— start MATERIAL FOR THE TASK —

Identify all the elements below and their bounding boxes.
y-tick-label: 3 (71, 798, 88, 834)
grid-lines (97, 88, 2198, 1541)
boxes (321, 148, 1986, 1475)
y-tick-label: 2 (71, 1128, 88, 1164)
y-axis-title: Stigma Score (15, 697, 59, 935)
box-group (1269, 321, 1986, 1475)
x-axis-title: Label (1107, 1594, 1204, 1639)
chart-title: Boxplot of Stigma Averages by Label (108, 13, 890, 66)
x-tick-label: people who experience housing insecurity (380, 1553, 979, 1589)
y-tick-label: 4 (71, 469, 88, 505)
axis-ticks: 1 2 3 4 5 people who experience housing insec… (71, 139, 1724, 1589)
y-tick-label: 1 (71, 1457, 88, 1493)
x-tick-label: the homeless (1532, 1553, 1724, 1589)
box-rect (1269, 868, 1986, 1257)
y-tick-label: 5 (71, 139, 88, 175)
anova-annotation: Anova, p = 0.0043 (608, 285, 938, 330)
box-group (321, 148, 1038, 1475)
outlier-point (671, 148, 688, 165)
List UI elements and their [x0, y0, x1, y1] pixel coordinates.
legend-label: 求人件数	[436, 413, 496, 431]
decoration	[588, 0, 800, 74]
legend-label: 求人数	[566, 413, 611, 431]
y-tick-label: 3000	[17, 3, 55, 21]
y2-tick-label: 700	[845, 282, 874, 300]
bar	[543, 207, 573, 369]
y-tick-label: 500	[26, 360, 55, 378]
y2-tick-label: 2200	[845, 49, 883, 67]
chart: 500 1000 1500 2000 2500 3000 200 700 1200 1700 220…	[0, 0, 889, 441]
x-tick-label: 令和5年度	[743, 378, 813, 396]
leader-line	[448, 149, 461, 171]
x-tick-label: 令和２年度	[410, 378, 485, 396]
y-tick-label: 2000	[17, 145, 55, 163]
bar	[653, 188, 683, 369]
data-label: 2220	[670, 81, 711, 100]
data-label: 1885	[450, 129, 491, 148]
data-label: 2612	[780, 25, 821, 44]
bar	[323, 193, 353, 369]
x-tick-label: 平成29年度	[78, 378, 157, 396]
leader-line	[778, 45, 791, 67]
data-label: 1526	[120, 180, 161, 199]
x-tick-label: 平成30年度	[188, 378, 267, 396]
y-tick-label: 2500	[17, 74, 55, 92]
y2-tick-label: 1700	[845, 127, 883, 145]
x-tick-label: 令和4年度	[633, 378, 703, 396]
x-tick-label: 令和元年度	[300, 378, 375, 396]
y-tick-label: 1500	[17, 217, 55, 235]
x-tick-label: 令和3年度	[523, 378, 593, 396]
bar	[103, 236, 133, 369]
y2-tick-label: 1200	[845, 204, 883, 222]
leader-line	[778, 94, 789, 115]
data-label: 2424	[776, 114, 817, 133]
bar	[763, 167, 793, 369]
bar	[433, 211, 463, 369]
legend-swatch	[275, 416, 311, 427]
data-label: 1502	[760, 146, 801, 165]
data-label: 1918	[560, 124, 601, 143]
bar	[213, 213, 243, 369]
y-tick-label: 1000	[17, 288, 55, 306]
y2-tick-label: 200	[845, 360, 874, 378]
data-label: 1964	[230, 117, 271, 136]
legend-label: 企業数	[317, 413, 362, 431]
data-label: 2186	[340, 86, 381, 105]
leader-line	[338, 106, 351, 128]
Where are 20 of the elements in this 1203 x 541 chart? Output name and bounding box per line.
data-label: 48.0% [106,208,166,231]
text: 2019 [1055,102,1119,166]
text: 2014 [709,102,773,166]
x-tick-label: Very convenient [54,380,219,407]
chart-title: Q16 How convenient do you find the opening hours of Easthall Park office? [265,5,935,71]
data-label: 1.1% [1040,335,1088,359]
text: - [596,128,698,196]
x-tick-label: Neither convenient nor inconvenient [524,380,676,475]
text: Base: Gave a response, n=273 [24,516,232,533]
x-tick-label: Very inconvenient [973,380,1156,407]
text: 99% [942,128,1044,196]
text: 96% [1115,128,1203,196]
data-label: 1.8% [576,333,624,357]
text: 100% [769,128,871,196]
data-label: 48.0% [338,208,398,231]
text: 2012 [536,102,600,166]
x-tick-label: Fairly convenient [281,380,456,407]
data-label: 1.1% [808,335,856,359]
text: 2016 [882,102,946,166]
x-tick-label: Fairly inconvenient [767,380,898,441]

— end MATERIAL FOR THE TASK —

• DIRECTIONS FOR THIS TASK:
Revise the records above by replacing every occurrence of "data-label" with "value-label", and reproduce all the records with everything else unchanged.

• REPLY TO THE TASK:
Identify all the elements below and their bounding boxes.
y-tick-label: 3 (71, 798, 88, 834)
grid-lines (97, 88, 2198, 1541)
boxes (321, 148, 1986, 1475)
y-tick-label: 2 (71, 1128, 88, 1164)
y-axis-title: Stigma Score (15, 697, 59, 935)
box-group (1269, 321, 1986, 1475)
x-axis-title: Label (1107, 1594, 1204, 1639)
chart-title: Boxplot of Stigma Averages by Label (108, 13, 890, 66)
x-tick-label: people who experience housing insecurity (380, 1553, 979, 1589)
y-tick-label: 4 (71, 469, 88, 505)
axis-ticks: 1 2 3 4 5 people who experience housing insec… (71, 139, 1724, 1589)
y-tick-label: 1 (71, 1457, 88, 1493)
x-tick-label: the homeless (1532, 1553, 1724, 1589)
box-rect (1269, 868, 1986, 1257)
y-tick-label: 5 (71, 139, 88, 175)
anova-annotation: Anova, p = 0.0043 (608, 285, 938, 330)
box-group (321, 148, 1038, 1475)
outlier-point (671, 148, 688, 165)
List UI elements and their [x0, y0, x1, y1] pixel coordinates.
legend-label: 求人件数	[436, 413, 496, 431]
decoration	[588, 0, 800, 74]
legend-label: 求人数	[566, 413, 611, 431]
y-tick-label: 3000	[17, 3, 55, 21]
y2-tick-label: 700	[845, 282, 874, 300]
bar	[543, 207, 573, 369]
y-tick-label: 500	[26, 360, 55, 378]
y2-tick-label: 2200	[845, 49, 883, 67]
chart: 500 1000 1500 2000 2500 3000 200 700 1200 1700 220…	[0, 0, 889, 441]
x-tick-label: 令和5年度	[743, 378, 813, 396]
leader-line	[448, 149, 461, 171]
x-tick-label: 令和２年度	[410, 378, 485, 396]
y-tick-label: 2000	[17, 145, 55, 163]
bar	[653, 188, 683, 369]
value-label: 2220	[670, 81, 711, 100]
value-label: 1885	[450, 129, 491, 148]
value-label: 2612	[780, 25, 821, 44]
bar	[323, 193, 353, 369]
x-tick-label: 平成29年度	[78, 378, 157, 396]
leader-line	[778, 45, 791, 67]
value-label: 1526	[120, 180, 161, 199]
x-tick-label: 平成30年度	[188, 378, 267, 396]
y-tick-label: 2500	[17, 74, 55, 92]
y2-tick-label: 1700	[845, 127, 883, 145]
x-tick-label: 令和4年度	[633, 378, 703, 396]
x-tick-label: 令和元年度	[300, 378, 375, 396]
y-tick-label: 1500	[17, 217, 55, 235]
x-tick-label: 令和3年度	[523, 378, 593, 396]
bar	[103, 236, 133, 369]
y2-tick-label: 1200	[845, 204, 883, 222]
leader-line	[778, 94, 789, 115]
value-label: 2424	[776, 114, 817, 133]
bar	[763, 167, 793, 369]
bar	[433, 211, 463, 369]
legend-swatch	[275, 416, 311, 427]
value-label: 1502	[760, 146, 801, 165]
value-label: 1918	[560, 124, 601, 143]
bar	[213, 213, 243, 369]
y-tick-label: 1000	[17, 288, 55, 306]
y2-tick-label: 200	[845, 360, 874, 378]
value-label: 1964	[230, 117, 271, 136]
legend-label: 企業数	[317, 413, 362, 431]
value-label: 2186	[340, 86, 381, 105]
leader-line	[338, 106, 351, 128]
Where are 20 of the elements in this 1203 x 541 chart? Output name and bounding box per line.
value-label: 48.0% [106,208,166,231]
text: 2019 [1055,102,1119,166]
text: 2014 [709,102,773,166]
x-tick-label: Very convenient [54,380,219,407]
chart-title: Q16 How convenient do you find the opening hours of Easthall Park office? [265,5,935,71]
value-label: 1.1% [1040,335,1088,359]
text: - [596,128,698,196]
x-tick-label: Neither convenient nor inconvenient [524,380,676,475]
text: Base: Gave a response, n=273 [24,516,232,533]
x-tick-label: Very inconvenient [973,380,1156,407]
text: 99% [942,128,1044,196]
text: 96% [1115,128,1203,196]
value-label: 1.8% [576,333,624,357]
text: 100% [769,128,871,196]
value-label: 48.0% [338,208,398,231]
text: 2012 [536,102,600,166]
x-tick-label: Fairly convenient [281,380,456,407]
value-label: 1.1% [808,335,856,359]
text: 2016 [882,102,946,166]
x-tick-label: Fairly inconvenient [767,380,898,441]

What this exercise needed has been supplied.